Set problem: Where a line holds the word "CENTRAL", copy that line.

Given data:
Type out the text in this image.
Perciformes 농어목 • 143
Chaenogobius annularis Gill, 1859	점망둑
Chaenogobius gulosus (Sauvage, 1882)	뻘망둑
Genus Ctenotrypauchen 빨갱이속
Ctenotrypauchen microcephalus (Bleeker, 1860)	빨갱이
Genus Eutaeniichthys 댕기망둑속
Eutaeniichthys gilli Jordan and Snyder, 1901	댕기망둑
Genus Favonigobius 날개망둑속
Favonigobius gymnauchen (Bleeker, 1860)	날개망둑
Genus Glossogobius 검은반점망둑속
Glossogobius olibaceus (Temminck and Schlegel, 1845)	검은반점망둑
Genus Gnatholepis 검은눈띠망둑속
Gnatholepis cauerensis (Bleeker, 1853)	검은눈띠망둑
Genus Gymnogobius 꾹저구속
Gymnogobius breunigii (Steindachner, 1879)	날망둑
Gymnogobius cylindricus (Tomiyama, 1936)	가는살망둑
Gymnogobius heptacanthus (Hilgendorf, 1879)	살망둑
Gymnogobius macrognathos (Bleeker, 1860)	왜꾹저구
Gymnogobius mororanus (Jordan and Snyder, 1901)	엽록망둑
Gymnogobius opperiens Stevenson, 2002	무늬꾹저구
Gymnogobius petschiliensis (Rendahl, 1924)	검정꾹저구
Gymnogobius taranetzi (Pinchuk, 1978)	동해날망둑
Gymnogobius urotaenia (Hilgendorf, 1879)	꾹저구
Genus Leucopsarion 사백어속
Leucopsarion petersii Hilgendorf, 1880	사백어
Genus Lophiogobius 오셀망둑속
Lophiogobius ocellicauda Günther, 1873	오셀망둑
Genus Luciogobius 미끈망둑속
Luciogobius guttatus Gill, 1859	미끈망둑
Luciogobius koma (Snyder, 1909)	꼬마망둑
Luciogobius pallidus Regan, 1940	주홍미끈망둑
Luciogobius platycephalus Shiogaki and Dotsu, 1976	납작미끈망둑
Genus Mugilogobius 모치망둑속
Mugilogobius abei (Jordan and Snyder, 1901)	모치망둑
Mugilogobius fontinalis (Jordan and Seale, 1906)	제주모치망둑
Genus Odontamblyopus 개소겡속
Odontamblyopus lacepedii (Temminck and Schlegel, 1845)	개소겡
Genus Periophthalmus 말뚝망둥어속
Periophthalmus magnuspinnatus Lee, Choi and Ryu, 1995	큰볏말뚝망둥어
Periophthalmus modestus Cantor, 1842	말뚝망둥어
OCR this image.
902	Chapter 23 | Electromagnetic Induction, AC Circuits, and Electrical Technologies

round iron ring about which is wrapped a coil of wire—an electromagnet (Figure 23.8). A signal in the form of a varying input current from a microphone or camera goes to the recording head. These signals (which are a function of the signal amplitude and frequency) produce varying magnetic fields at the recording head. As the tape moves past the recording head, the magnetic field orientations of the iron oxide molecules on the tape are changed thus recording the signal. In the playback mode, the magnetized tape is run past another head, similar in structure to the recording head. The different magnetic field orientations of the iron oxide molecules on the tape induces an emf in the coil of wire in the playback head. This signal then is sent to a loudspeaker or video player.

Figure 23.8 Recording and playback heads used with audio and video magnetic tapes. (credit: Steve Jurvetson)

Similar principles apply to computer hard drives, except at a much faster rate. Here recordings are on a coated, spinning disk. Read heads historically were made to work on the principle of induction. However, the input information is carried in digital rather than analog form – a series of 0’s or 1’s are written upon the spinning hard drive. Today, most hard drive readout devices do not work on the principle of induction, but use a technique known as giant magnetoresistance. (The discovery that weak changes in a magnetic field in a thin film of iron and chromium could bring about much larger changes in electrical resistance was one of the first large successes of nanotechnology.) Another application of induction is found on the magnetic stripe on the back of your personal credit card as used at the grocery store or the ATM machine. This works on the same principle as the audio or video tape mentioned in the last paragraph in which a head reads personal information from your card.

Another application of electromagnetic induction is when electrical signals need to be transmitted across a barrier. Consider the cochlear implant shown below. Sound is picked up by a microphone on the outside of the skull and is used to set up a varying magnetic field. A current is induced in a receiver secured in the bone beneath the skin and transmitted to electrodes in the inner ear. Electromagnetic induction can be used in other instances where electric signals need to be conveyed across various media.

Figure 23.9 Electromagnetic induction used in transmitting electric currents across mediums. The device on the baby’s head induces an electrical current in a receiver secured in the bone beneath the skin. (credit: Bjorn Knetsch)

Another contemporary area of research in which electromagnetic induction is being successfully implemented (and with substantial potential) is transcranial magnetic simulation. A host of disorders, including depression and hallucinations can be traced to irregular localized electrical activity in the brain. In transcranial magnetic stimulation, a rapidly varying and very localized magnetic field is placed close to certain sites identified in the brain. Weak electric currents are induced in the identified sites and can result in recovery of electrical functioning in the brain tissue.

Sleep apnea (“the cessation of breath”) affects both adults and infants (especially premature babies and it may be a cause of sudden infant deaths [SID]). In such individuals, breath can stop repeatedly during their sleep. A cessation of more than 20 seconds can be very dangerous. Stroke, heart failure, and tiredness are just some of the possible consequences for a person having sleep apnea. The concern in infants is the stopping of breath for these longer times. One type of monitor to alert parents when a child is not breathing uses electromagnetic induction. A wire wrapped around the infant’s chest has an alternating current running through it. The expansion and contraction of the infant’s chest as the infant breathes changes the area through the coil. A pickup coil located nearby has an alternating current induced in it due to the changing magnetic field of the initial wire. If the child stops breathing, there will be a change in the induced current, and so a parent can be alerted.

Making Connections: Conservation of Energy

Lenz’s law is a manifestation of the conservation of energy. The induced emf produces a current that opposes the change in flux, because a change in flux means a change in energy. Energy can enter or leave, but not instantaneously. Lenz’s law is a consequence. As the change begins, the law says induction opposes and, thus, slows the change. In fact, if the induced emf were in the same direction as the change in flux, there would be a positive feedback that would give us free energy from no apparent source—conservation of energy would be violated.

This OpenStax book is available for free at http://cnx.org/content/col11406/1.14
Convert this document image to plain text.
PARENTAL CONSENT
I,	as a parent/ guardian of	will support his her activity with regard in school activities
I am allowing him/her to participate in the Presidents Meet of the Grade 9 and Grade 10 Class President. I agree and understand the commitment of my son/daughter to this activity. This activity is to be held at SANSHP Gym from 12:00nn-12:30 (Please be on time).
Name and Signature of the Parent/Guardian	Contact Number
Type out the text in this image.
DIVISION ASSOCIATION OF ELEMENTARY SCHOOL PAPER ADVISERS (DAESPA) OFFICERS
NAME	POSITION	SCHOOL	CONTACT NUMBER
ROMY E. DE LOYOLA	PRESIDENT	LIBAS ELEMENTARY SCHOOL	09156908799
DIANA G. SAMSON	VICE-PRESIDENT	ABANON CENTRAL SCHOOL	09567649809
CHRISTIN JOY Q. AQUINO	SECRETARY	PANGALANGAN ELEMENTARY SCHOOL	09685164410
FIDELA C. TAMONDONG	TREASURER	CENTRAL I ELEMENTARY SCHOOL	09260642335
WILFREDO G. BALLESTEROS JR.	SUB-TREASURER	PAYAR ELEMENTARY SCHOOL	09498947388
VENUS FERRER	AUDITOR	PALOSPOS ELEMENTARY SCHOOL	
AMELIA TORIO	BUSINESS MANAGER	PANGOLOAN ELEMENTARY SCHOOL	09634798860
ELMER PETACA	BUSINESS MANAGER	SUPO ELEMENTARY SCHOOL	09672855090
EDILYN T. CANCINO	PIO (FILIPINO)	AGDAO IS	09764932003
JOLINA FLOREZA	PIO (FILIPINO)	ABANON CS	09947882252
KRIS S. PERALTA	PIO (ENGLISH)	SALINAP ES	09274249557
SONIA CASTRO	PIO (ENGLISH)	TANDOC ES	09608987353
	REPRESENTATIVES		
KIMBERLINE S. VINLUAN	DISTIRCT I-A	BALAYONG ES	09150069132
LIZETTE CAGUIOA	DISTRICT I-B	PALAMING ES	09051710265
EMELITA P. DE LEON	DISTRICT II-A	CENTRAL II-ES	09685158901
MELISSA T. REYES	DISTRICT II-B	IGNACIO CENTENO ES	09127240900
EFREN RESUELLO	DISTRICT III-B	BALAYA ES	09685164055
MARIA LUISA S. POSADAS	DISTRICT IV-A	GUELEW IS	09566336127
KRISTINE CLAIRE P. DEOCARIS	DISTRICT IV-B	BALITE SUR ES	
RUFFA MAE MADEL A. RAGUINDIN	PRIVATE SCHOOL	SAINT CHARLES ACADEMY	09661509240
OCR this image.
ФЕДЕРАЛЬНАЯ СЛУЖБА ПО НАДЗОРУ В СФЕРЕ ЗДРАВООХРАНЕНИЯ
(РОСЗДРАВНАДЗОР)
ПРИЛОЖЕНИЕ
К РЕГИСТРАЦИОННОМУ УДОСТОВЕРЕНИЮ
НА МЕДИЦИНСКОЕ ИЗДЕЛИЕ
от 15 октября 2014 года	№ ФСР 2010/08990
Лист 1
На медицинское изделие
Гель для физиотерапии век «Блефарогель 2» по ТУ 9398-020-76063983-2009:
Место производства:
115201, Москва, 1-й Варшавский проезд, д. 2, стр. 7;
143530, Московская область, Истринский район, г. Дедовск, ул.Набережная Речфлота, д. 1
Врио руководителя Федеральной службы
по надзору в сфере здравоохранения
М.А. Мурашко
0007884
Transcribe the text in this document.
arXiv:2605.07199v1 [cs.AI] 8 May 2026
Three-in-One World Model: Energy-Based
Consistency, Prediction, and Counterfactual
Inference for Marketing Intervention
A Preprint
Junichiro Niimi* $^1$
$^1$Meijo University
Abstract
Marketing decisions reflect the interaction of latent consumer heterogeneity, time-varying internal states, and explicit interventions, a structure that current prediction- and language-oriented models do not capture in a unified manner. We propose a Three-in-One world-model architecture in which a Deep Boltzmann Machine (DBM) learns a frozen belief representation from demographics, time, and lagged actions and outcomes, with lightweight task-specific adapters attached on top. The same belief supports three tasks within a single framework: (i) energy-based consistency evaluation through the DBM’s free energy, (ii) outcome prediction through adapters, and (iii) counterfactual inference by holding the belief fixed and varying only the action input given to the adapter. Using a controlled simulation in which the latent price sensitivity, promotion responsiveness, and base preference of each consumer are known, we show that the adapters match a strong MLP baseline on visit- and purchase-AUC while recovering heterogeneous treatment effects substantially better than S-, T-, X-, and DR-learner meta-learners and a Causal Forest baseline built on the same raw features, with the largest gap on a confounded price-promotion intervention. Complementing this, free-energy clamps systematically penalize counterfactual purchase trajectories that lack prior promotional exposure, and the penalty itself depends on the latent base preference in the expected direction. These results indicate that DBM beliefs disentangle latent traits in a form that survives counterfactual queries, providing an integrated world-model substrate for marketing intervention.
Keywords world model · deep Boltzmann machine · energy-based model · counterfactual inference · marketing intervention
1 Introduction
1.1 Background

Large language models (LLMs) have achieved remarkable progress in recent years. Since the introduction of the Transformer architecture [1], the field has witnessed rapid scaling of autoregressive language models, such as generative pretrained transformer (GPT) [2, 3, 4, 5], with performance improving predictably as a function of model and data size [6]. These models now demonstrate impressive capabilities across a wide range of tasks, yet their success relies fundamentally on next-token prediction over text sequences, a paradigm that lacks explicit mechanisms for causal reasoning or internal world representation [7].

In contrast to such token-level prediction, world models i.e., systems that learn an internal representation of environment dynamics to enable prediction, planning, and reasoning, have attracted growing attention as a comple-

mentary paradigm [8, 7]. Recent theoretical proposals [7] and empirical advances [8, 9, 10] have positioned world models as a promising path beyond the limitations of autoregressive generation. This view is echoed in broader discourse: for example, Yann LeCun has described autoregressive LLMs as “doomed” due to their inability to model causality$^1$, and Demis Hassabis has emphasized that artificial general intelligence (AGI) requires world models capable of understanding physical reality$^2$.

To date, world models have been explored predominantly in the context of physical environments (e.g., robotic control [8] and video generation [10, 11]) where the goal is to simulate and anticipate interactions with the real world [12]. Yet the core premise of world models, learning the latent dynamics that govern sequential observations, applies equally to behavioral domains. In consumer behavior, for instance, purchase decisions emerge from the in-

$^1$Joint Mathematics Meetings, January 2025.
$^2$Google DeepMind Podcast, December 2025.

Output for this task:
DIANA G. SAMSON	VICE-PRESIDENT	ABANON CENTRAL SCHOOL	09567649809
FIDELA C. TAMONDONG	TREASURER	CENTRAL I ELEMENTARY SCHOOL	09260642335
EMELITA P. DE LEON	DISTRICT II-A	CENTRAL II-ES	09685158901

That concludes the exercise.